The request -
Look through the listing and locate every line containing the word "name"; copy those lines.

---------- Data to process ----------

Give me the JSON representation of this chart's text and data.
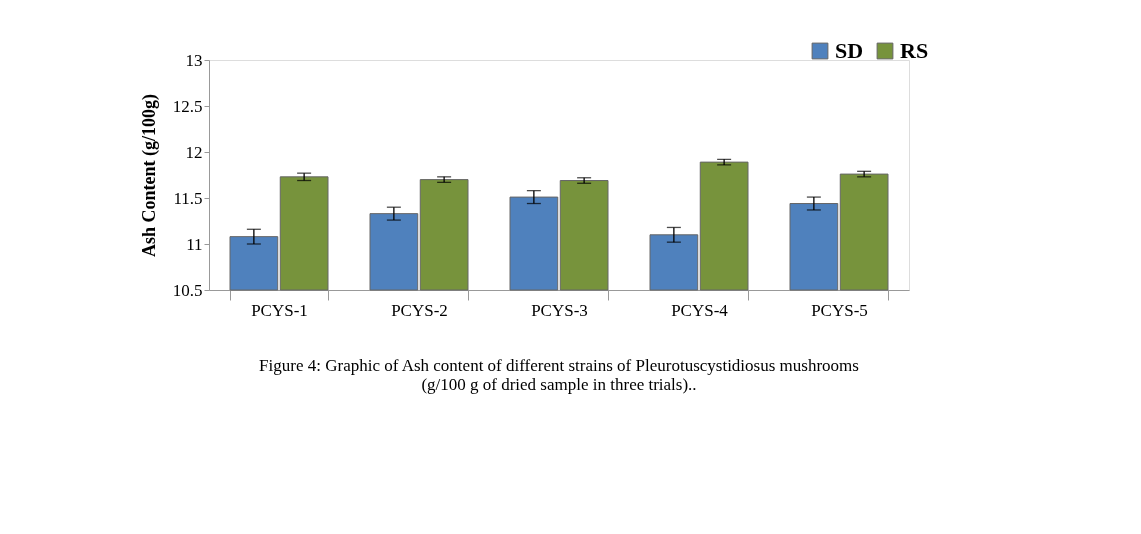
{
  "chart_data": {
    "type": "bar",
    "ylabel": "Ash Content  (g/100g)",
    "categories": [
      "PCYS-1",
      "PCYS-2",
      "PCYS-3",
      "PCYS-4",
      "PCYS-5"
    ],
    "series": [
      {
        "name": "SD",
        "color": "#4f81bd",
        "values": [
          11.08,
          11.33,
          11.51,
          11.1,
          11.44
        ],
        "errors": [
          0.08,
          0.07,
          0.07,
          0.08,
          0.07
        ]
      },
      {
        "name": "RS",
        "color": "#77933c",
        "values": [
          11.73,
          11.7,
          11.69,
          11.89,
          11.76
        ],
        "errors": [
          0.04,
          0.03,
          0.03,
          0.03,
          0.03
        ]
      }
    ],
    "ylim": [
      10.5,
      13
    ],
    "yticks": [
      10.5,
      11,
      11.5,
      12,
      12.5,
      13
    ],
    "grid": false,
    "legend": "top right",
    "annotations": [
      "Figure 4: Graphic of Ash content of different strains of Pleurotuscystidiosus mushrooms",
      "(g/100 g of dried sample in three trials).."
    ]
  }
}
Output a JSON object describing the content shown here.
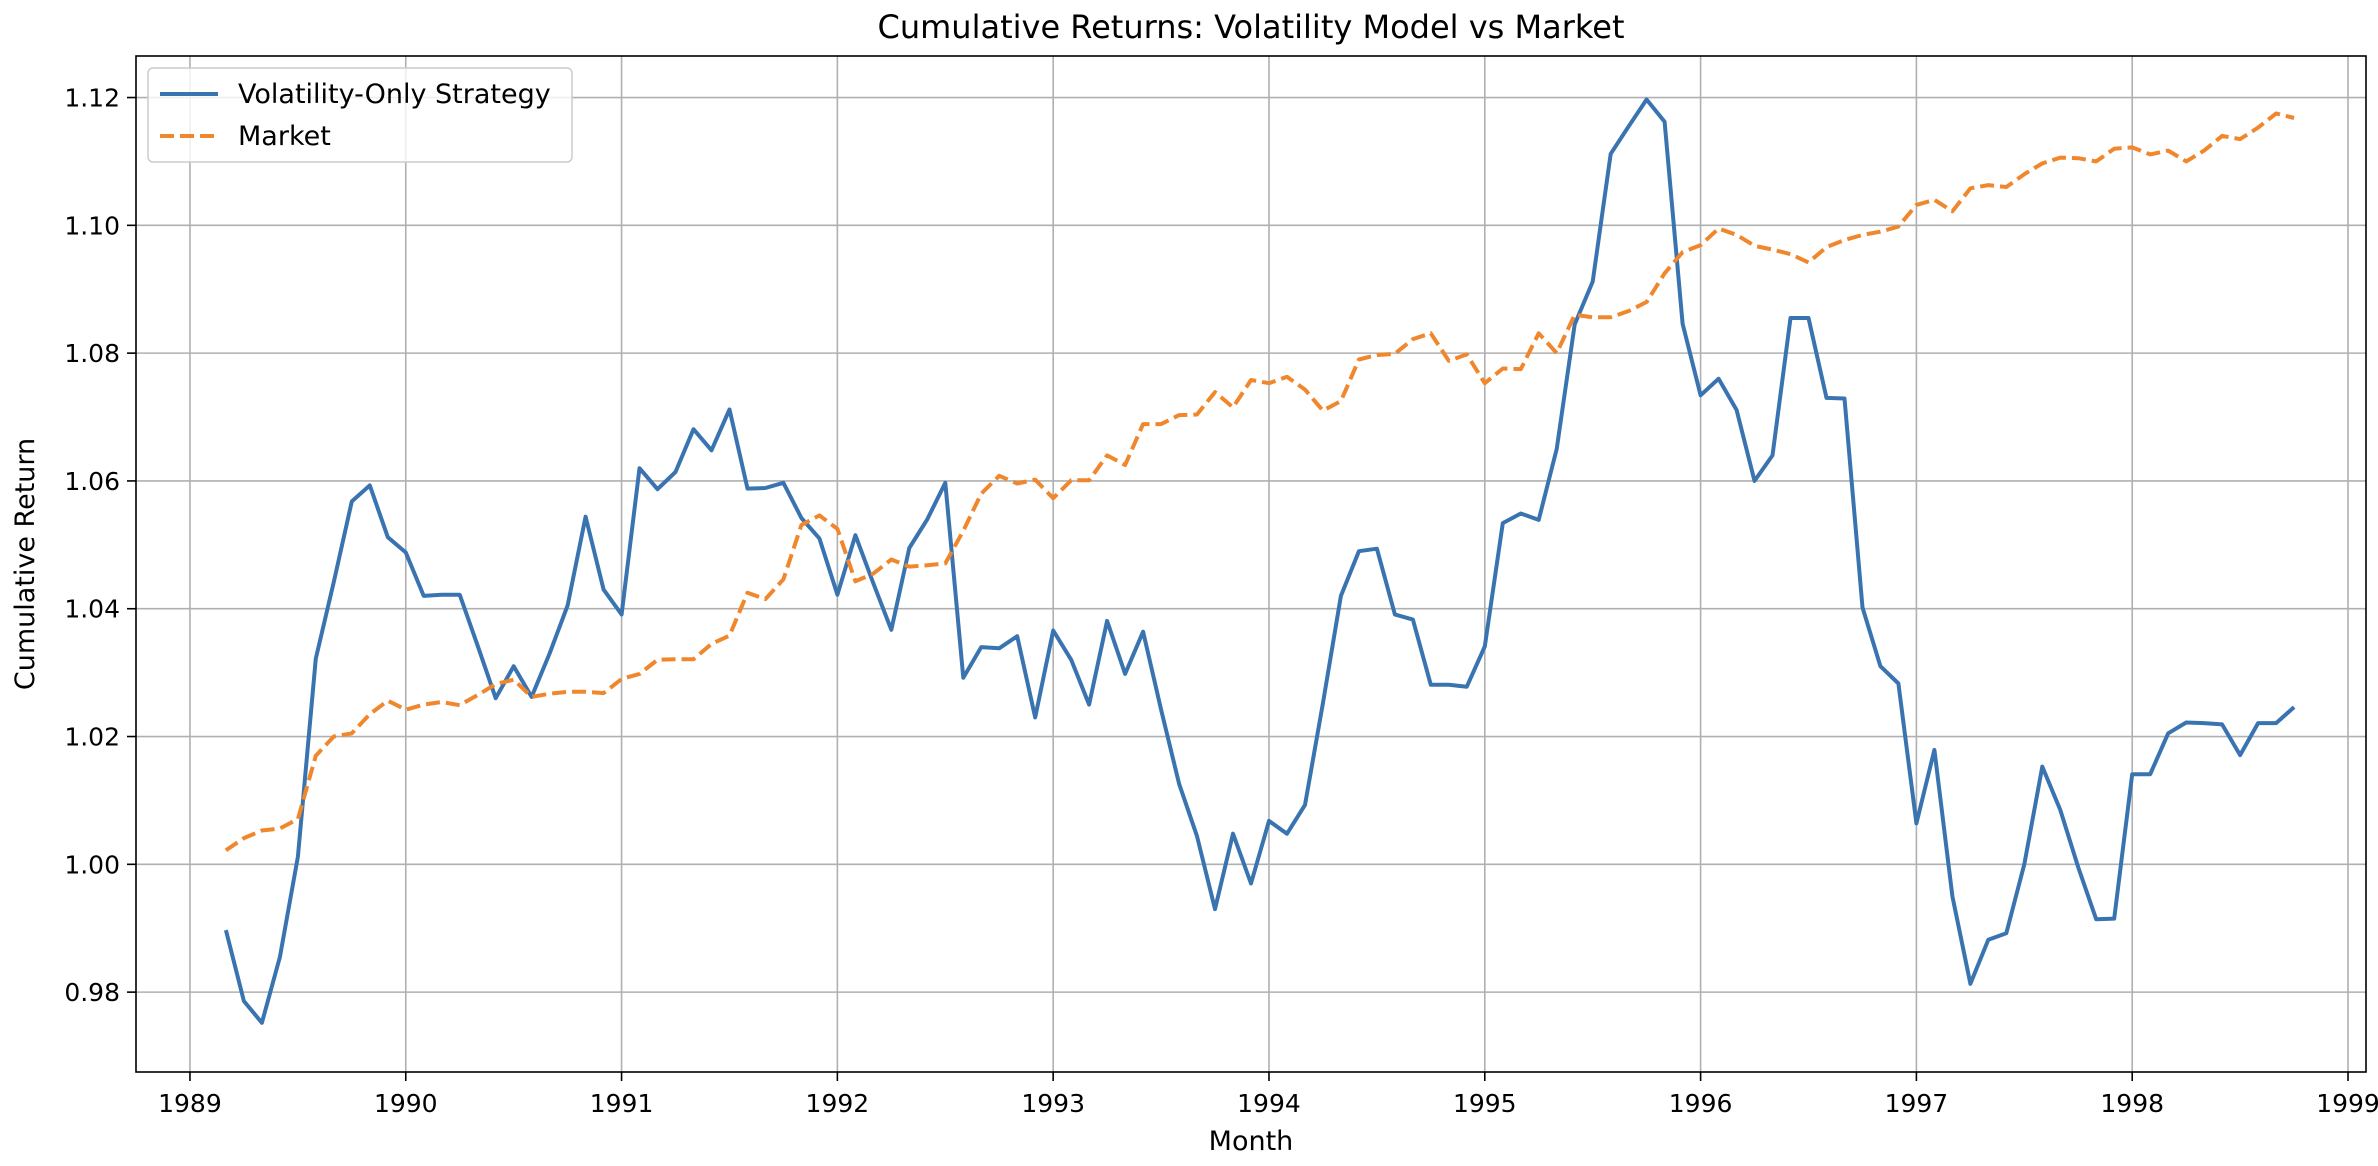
{
  "chart_data": {
    "type": "line",
    "title": "Cumulative Returns: Volatility Model vs Market",
    "xlabel": "Month",
    "ylabel": "Cumulative Return",
    "x_start": "1989-03",
    "x_end": "1998-10",
    "x_frequency": "monthly",
    "xlim": [
      "1988-10-01",
      "1999-02-01"
    ],
    "ylim": [
      0.9675,
      1.1265
    ],
    "x_ticks": [
      "1989",
      "1990",
      "1991",
      "1992",
      "1993",
      "1994",
      "1995",
      "1996",
      "1997",
      "1998",
      "1999"
    ],
    "y_ticks": [
      "0.98",
      "1.00",
      "1.02",
      "1.04",
      "1.06",
      "1.08",
      "1.10",
      "1.12"
    ],
    "grid": true,
    "legend_position": "top-left",
    "series": [
      {
        "name": "Volatility-Only Strategy",
        "color": "#3a74b0",
        "style": "solid",
        "values": [
          0.9897,
          0.9786,
          0.9752,
          0.9855,
          1.0012,
          1.0322,
          1.0442,
          1.0568,
          1.0593,
          1.0512,
          1.0488,
          1.042,
          1.0422,
          1.0422,
          1.0342,
          1.026,
          1.031,
          1.0262,
          1.033,
          1.0405,
          1.0544,
          1.043,
          1.0391,
          1.062,
          1.0587,
          1.0614,
          1.0681,
          1.0648,
          1.0712,
          1.0588,
          1.0589,
          1.0597,
          1.0542,
          1.051,
          1.0422,
          1.0515,
          1.044,
          1.0367,
          1.0495,
          1.054,
          1.0597,
          1.0292,
          1.034,
          1.0338,
          1.0357,
          1.023,
          1.0366,
          1.032,
          1.025,
          1.0381,
          1.0298,
          1.0364,
          1.0242,
          1.0126,
          1.0044,
          0.993,
          1.0048,
          0.997,
          1.0068,
          1.0048,
          1.0093,
          1.0252,
          1.042,
          1.049,
          1.0494,
          1.0391,
          1.0383,
          1.0281,
          1.0281,
          1.0278,
          1.0341,
          1.0534,
          1.0549,
          1.0539,
          1.065,
          1.0845,
          1.0912,
          1.1112,
          1.1155,
          1.1197,
          1.1162,
          1.0846,
          1.0734,
          1.076,
          1.0711,
          1.06,
          1.064,
          1.0855,
          1.0855,
          1.073,
          1.0729,
          1.0402,
          1.031,
          1.0283,
          1.0064,
          1.0179,
          0.995,
          0.9813,
          0.9882,
          0.9892,
          1.0,
          1.0153,
          1.0085,
          0.9995,
          0.9914,
          0.9915,
          1.0141,
          1.0141,
          1.0205,
          1.0222,
          1.0221,
          1.0219,
          1.0171,
          1.0221,
          1.0221,
          1.0246
        ]
      },
      {
        "name": "Market",
        "color": "#f0872d",
        "style": "dashed",
        "values": [
          1.0022,
          1.0041,
          1.0053,
          1.0056,
          1.0071,
          1.017,
          1.02,
          1.0205,
          1.0235,
          1.0256,
          1.0242,
          1.025,
          1.0254,
          1.0249,
          1.0265,
          1.0282,
          1.0289,
          1.0262,
          1.0267,
          1.027,
          1.027,
          1.0268,
          1.029,
          1.0298,
          1.032,
          1.0321,
          1.0321,
          1.0345,
          1.0358,
          1.0425,
          1.0415,
          1.0446,
          1.0531,
          1.0546,
          1.0525,
          1.0443,
          1.0455,
          1.0477,
          1.0466,
          1.0468,
          1.0471,
          1.0522,
          1.058,
          1.0608,
          1.0596,
          1.0602,
          1.0573,
          1.0601,
          1.0601,
          1.064,
          1.0625,
          1.0689,
          1.0689,
          1.0703,
          1.0704,
          1.0739,
          1.0715,
          1.0758,
          1.0753,
          1.0763,
          1.0743,
          1.071,
          1.0725,
          1.079,
          1.0797,
          1.0799,
          1.0822,
          1.0831,
          1.0788,
          1.0798,
          1.0753,
          1.0776,
          1.0775,
          1.0831,
          1.08,
          1.086,
          1.0856,
          1.0856,
          1.0866,
          1.088,
          1.0925,
          1.0958,
          1.0969,
          1.0995,
          1.0985,
          1.0968,
          1.0962,
          1.0955,
          1.0942,
          1.0966,
          1.0977,
          1.0985,
          1.099,
          1.0998,
          1.1032,
          1.104,
          1.1022,
          1.1058,
          1.1063,
          1.106,
          1.108,
          1.1097,
          1.1106,
          1.1105,
          1.11,
          1.112,
          1.1122,
          1.1111,
          1.1117,
          1.11,
          1.1117,
          1.114,
          1.1135,
          1.1153,
          1.1175,
          1.1168
        ]
      }
    ]
  }
}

----------

Answer to this task -
        "name": "SD",
        "name": "RS",
        "name": "Volatility-Only Strategy",
        "name": "Market",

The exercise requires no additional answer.